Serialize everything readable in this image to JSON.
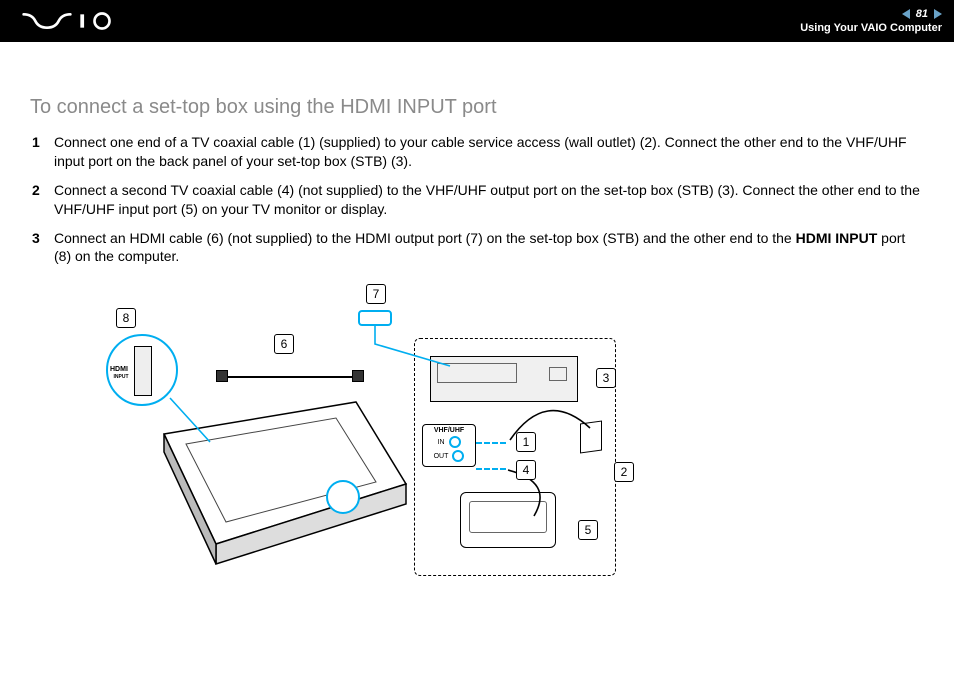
{
  "header": {
    "page_number": "81",
    "section_label": "Using Your VAIO Computer"
  },
  "title": "To connect a set-top box using the HDMI INPUT port",
  "steps": [
    {
      "prefix": "Connect one end of a TV coaxial cable (1) (supplied) to your cable service access (wall outlet) (2). Connect the other end to the VHF/UHF input port on the back panel of your set-top box (STB) (3).",
      "bold": "",
      "suffix": ""
    },
    {
      "prefix": "Connect a second TV coaxial cable (4) (not supplied) to the VHF/UHF output port on the set-top box (STB) (3). Connect the other end to the VHF/UHF input port (5) on your TV monitor or display.",
      "bold": "",
      "suffix": ""
    },
    {
      "prefix": "Connect an HDMI cable (6) (not supplied) to the HDMI output port (7) on the set-top box (STB) and the other end to the ",
      "bold": "HDMI INPUT",
      "suffix": " port (8) on the computer."
    }
  ],
  "diagram": {
    "labels": {
      "l1": "1",
      "l2": "2",
      "l3": "3",
      "l4": "4",
      "l5": "5",
      "l6": "6",
      "l7": "7",
      "l8": "8"
    },
    "vhfuhf": {
      "title": "VHF/UHF",
      "in": "IN",
      "out": "OUT"
    },
    "hdmi_input_text": "INPUT"
  }
}
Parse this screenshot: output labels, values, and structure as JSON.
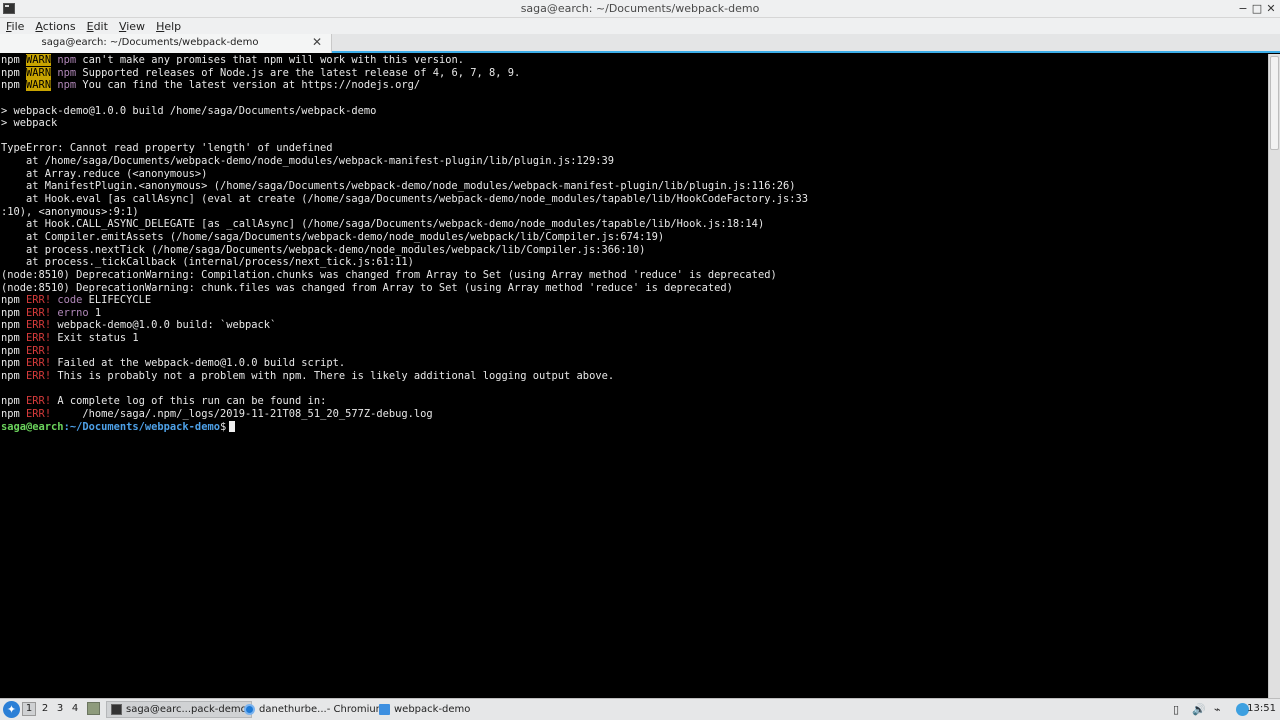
{
  "window": {
    "title": "saga@earch: ~/Documents/webpack-demo",
    "controls": {
      "minimize": "−",
      "maximize": "□",
      "close": "✕"
    }
  },
  "menubar": {
    "file": {
      "ul": "F",
      "rest": "ile"
    },
    "actions": {
      "ul": "A",
      "rest": "ctions"
    },
    "edit": {
      "ul": "E",
      "rest": "dit"
    },
    "view": {
      "ul": "V",
      "rest": "iew"
    },
    "help": {
      "ul": "H",
      "rest": "elp"
    }
  },
  "tab": {
    "label": "saga@earch: ~/Documents/webpack-demo",
    "close": "✕"
  },
  "terminal": {
    "npm": "npm",
    "warn_tag": "WARN",
    "err_tag": "ERR!",
    "warn_lines": [
      " can't make any promises that npm will work with this version.",
      " Supported releases of Node.js are the latest release of 4, 6, 7, 8, 9.",
      " You can find the latest version at https://nodejs.org/"
    ],
    "plain_lines": [
      "",
      "> webpack-demo@1.0.0 build /home/saga/Documents/webpack-demo",
      "> webpack",
      "",
      "TypeError: Cannot read property 'length' of undefined",
      "    at /home/saga/Documents/webpack-demo/node_modules/webpack-manifest-plugin/lib/plugin.js:129:39",
      "    at Array.reduce (<anonymous>)",
      "    at ManifestPlugin.<anonymous> (/home/saga/Documents/webpack-demo/node_modules/webpack-manifest-plugin/lib/plugin.js:116:26)",
      "    at Hook.eval [as callAsync] (eval at create (/home/saga/Documents/webpack-demo/node_modules/tapable/lib/HookCodeFactory.js:33",
      ":10), <anonymous>:9:1)",
      "    at Hook.CALL_ASYNC_DELEGATE [as _callAsync] (/home/saga/Documents/webpack-demo/node_modules/tapable/lib/Hook.js:18:14)",
      "    at Compiler.emitAssets (/home/saga/Documents/webpack-demo/node_modules/webpack/lib/Compiler.js:674:19)",
      "    at process.nextTick (/home/saga/Documents/webpack-demo/node_modules/webpack/lib/Compiler.js:366:10)",
      "    at process._tickCallback (internal/process/next_tick.js:61:11)",
      "(node:8510) DeprecationWarning: Compilation.chunks was changed from Array to Set (using Array method 'reduce' is deprecated)",
      "(node:8510) DeprecationWarning: chunk.files was changed from Array to Set (using Array method 'reduce' is deprecated)"
    ],
    "err_lines": [
      {
        "dim": " code",
        "text": " ELIFECYCLE"
      },
      {
        "dim": " errno",
        "text": " 1"
      },
      {
        "dim": "",
        "text": " webpack-demo@1.0.0 build: `webpack`"
      },
      {
        "dim": "",
        "text": " Exit status 1"
      },
      {
        "dim": "",
        "text": ""
      },
      {
        "dim": "",
        "text": " Failed at the webpack-demo@1.0.0 build script."
      },
      {
        "dim": "",
        "text": " This is probably not a problem with npm. There is likely additional logging output above."
      }
    ],
    "err_lines2": [
      " A complete log of this run can be found in:",
      "     /home/saga/.npm/_logs/2019-11-21T08_51_20_577Z-debug.log"
    ],
    "prompt_user": "saga@earch",
    "prompt_path": ":~/Documents/webpack-demo",
    "prompt_symbol": "$"
  },
  "taskbar": {
    "start_icon": "start-menu-icon",
    "desktops": [
      "1",
      "2",
      "3",
      "4"
    ],
    "tasks": [
      {
        "label": "saga@earc...pack-demo",
        "icon": "terminal-icon"
      },
      {
        "label": "danethurbe...- Chromium",
        "icon": "chromium-icon"
      },
      {
        "label": "webpack-demo",
        "icon": "folder-icon"
      }
    ],
    "clock": "13:51",
    "tray_glyphs": {
      "battery": "▯",
      "volume": "🔊",
      "network": "⌁"
    }
  }
}
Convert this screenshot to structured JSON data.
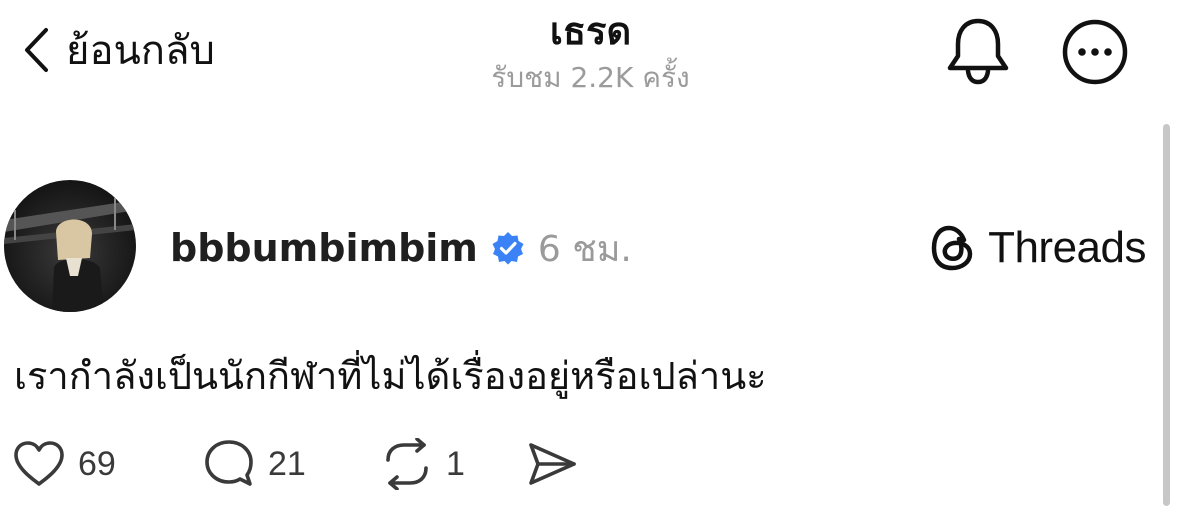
{
  "header": {
    "back_label": "ย้อนกลับ",
    "title": "เธรด",
    "subtitle": "รับชม 2.2K ครั้ง",
    "icons": {
      "back": "chevron-left-icon",
      "notifications": "bell-icon",
      "more": "more-horizontal-icon"
    }
  },
  "post": {
    "username": "bbbumbimbim",
    "verified": true,
    "time": "6 ชม.",
    "brand_label": "Threads",
    "text": "เรากำลังเป็นนักกีฬาที่ไม่ได้เรื่องอยู่หรือเปล่านะ",
    "actions": {
      "likes": "69",
      "replies": "21",
      "reposts": "1"
    }
  },
  "colors": {
    "verified_badge": "#3b82f6",
    "muted_text": "#9a9a9a",
    "scrollbar": "#c7c7c7"
  }
}
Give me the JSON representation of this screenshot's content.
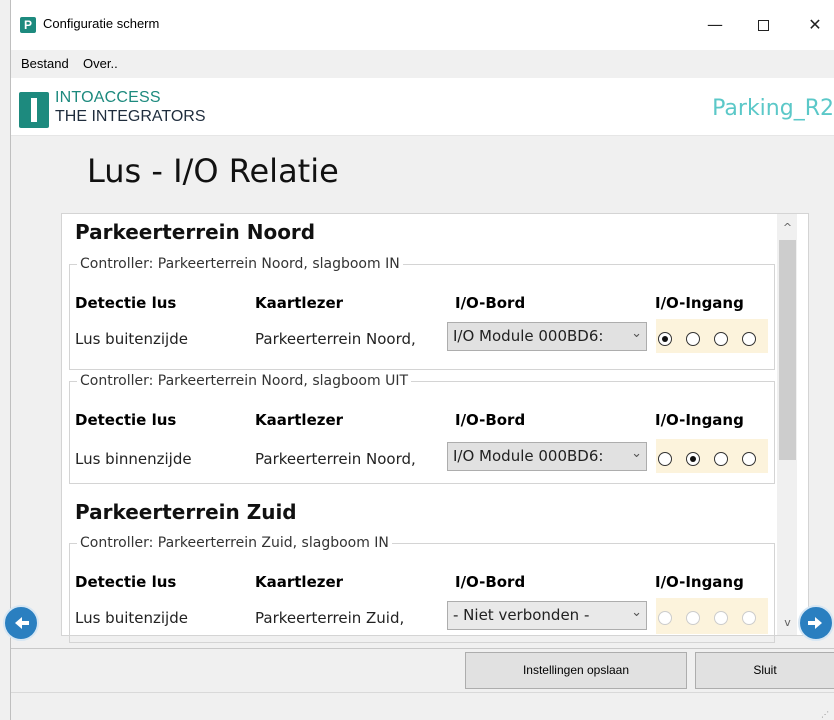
{
  "window": {
    "title": "Configuratie scherm",
    "app_icon_letter": "P",
    "controls": {
      "minimize": "—",
      "close": "✕"
    }
  },
  "menu": [
    "Bestand",
    "Over.."
  ],
  "header": {
    "logo_line1": "INTOACCESS",
    "logo_line2": "THE INTEGRATORS",
    "station": "Parking_R2"
  },
  "page_title": "Lus - I/O Relatie",
  "columns": {
    "loop": "Detectie lus",
    "reader": "Kaartlezer",
    "board": "I/O-Bord",
    "input": "I/O-Ingang"
  },
  "lots": [
    {
      "name": "Parkeerterrein Noord",
      "controllers": [
        {
          "legend": "Controller: Parkeerterrein Noord, slagboom IN",
          "loop": "Lus buitenzijde",
          "reader": "Parkeerterrein Noord,",
          "board": "I/O Module 000BD6:",
          "selected_input": 1,
          "enabled": true
        },
        {
          "legend": "Controller: Parkeerterrein Noord, slagboom UIT",
          "loop": "Lus binnenzijde",
          "reader": "Parkeerterrein Noord,",
          "board": "I/O Module 000BD6:",
          "selected_input": 2,
          "enabled": true
        }
      ]
    },
    {
      "name": "Parkeerterrein Zuid",
      "controllers": [
        {
          "legend": "Controller: Parkeerterrein Zuid, slagboom IN",
          "loop": "Lus buitenzijde",
          "reader": "Parkeerterrein Zuid,",
          "board": "- Niet verbonden -",
          "selected_input": 0,
          "enabled": false
        }
      ]
    }
  ],
  "scroll": {
    "up": "^",
    "down": "v"
  },
  "buttons": {
    "save": "Instellingen opslaan",
    "close": "Sluit"
  },
  "colors": {
    "brand_teal": "#1d8a7e",
    "station_text": "#5bc8c8",
    "nav_blue": "#2a7fc0",
    "io_highlight": "#fcf3dc"
  }
}
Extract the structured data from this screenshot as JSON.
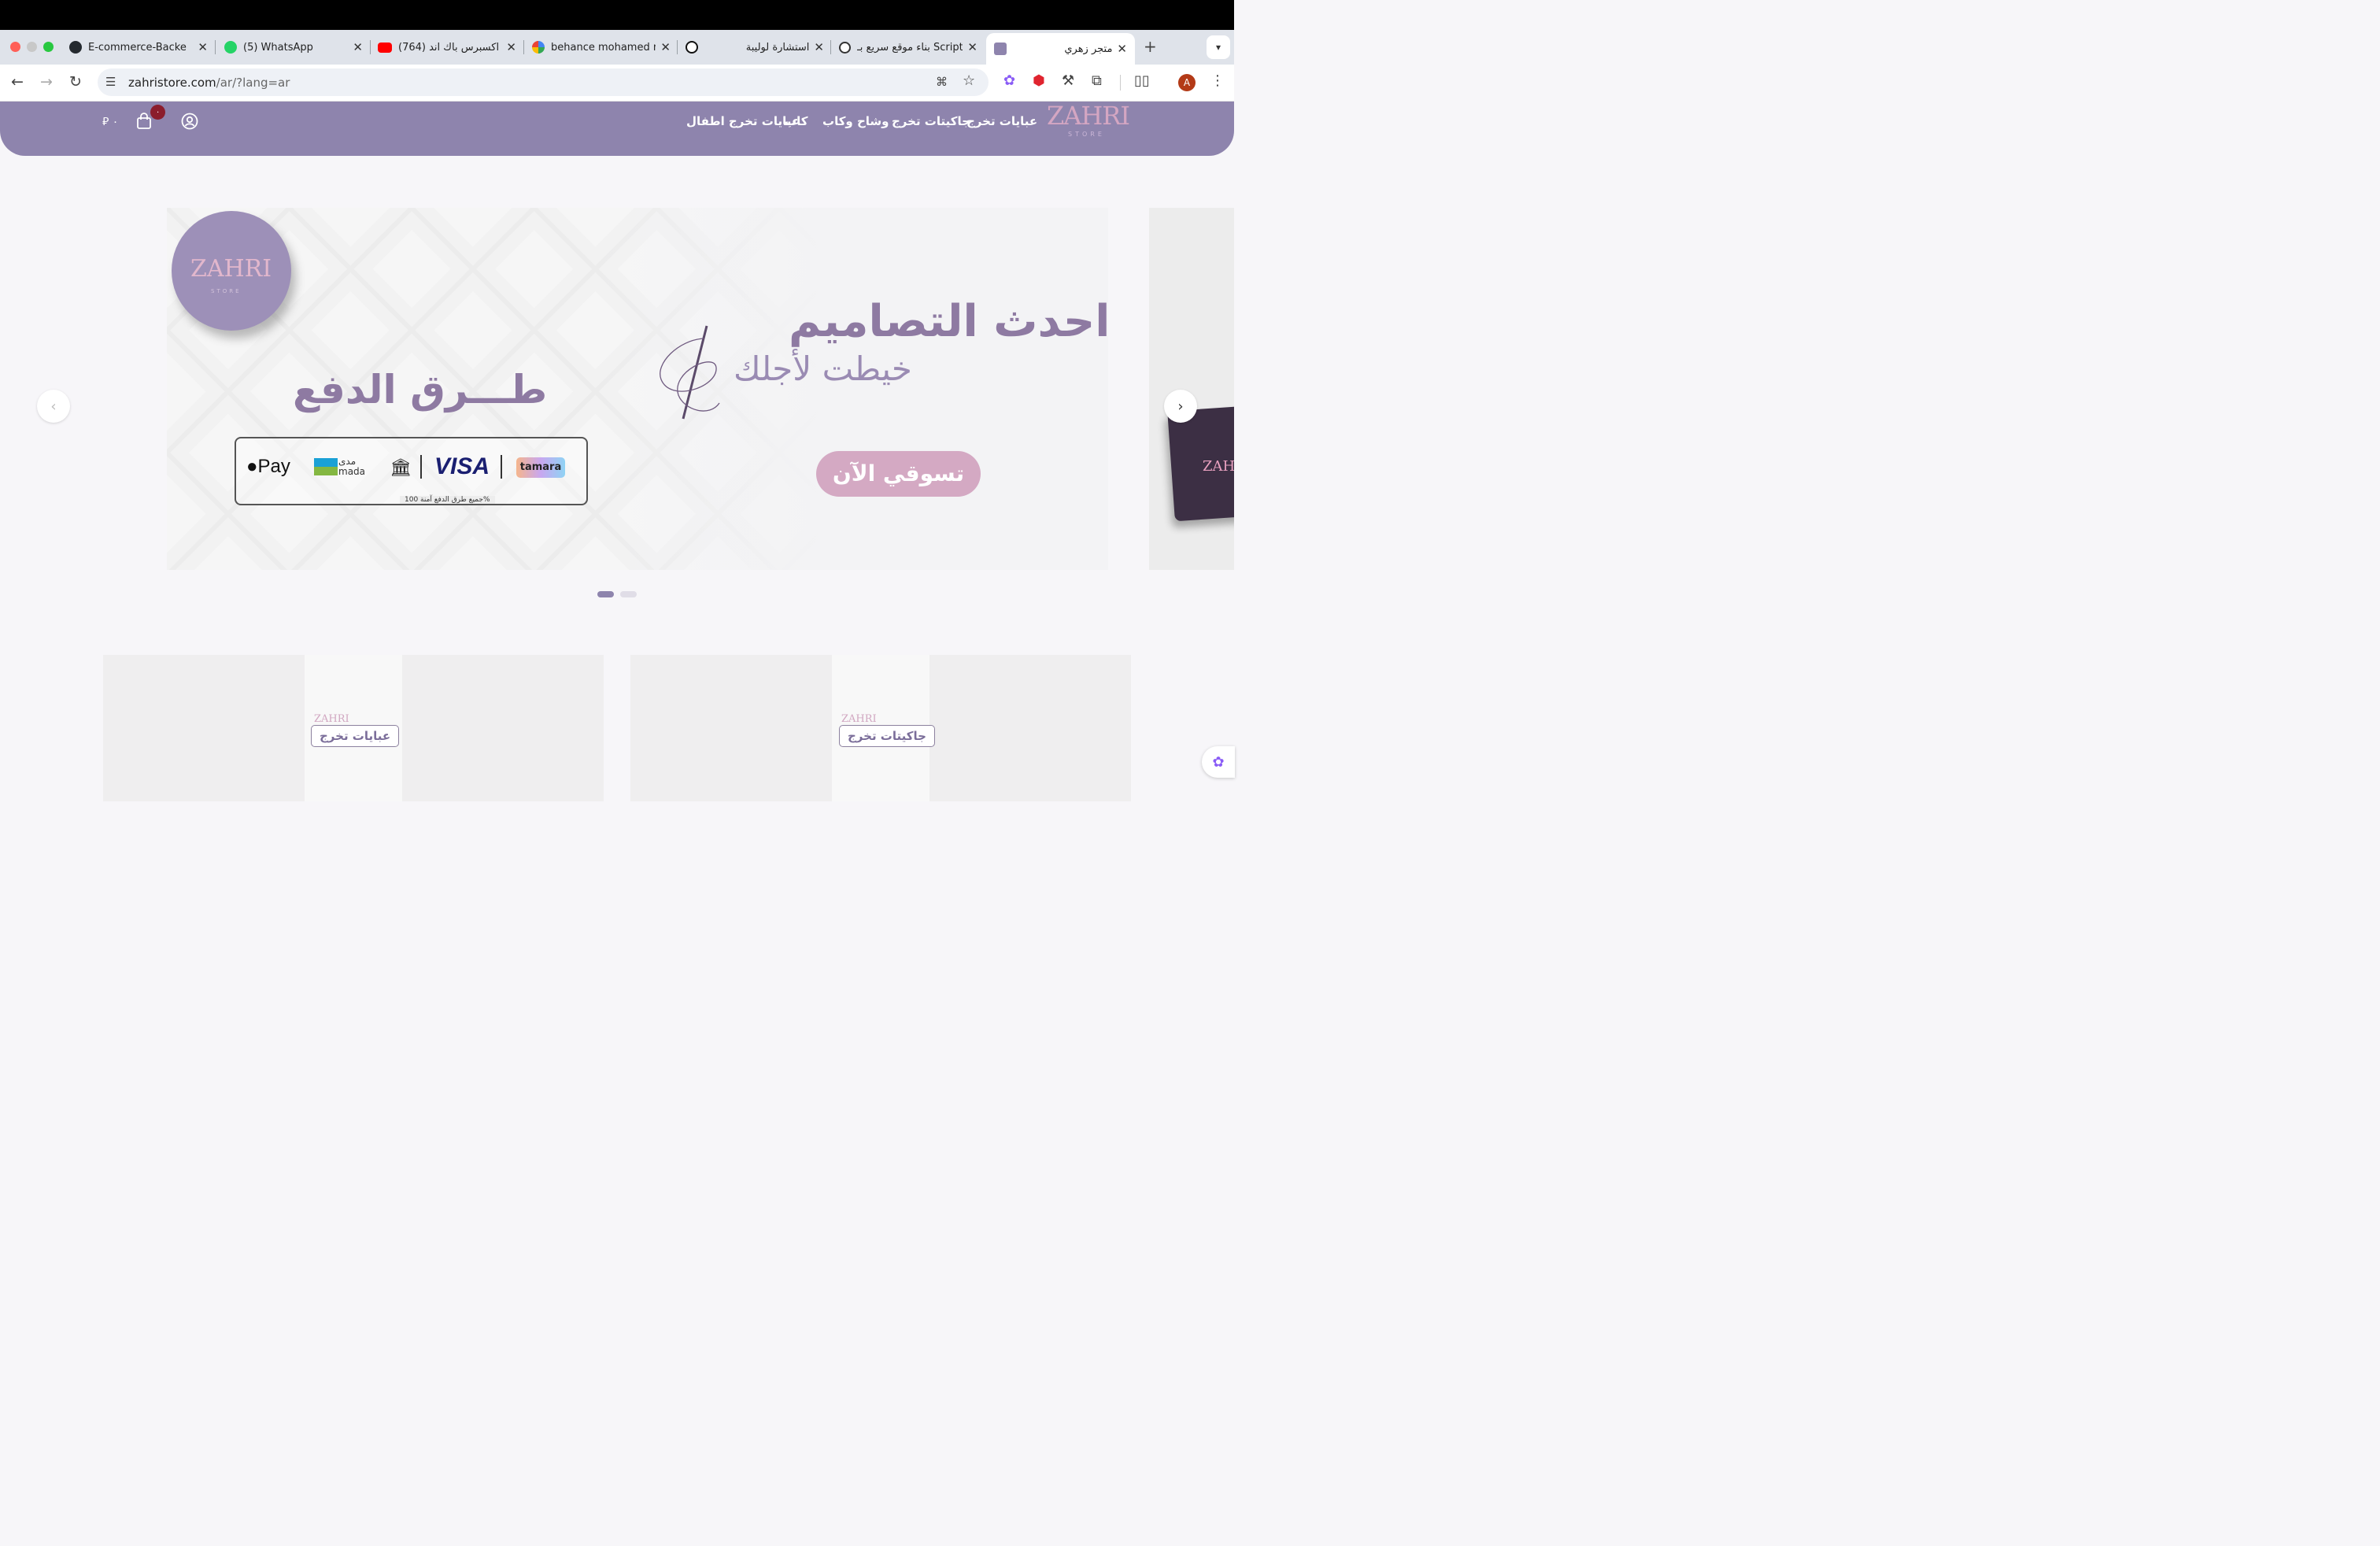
-------
### Brief
Scan the records above for the string "Hook", then select every line that holds it.

### Response below
      "    at Hook.eval [as callAsync] (eval at create (/home/saga/Documents/webpack-demo/node_modules/tapable/lib/HookCodeFactory.js:33",
      "    at Hook.CALL_ASYNC_DELEGATE [as _callAsync] (/home/saga/Documents/webpack-demo/node_modules/tapable/lib/Hook.js:18:14)",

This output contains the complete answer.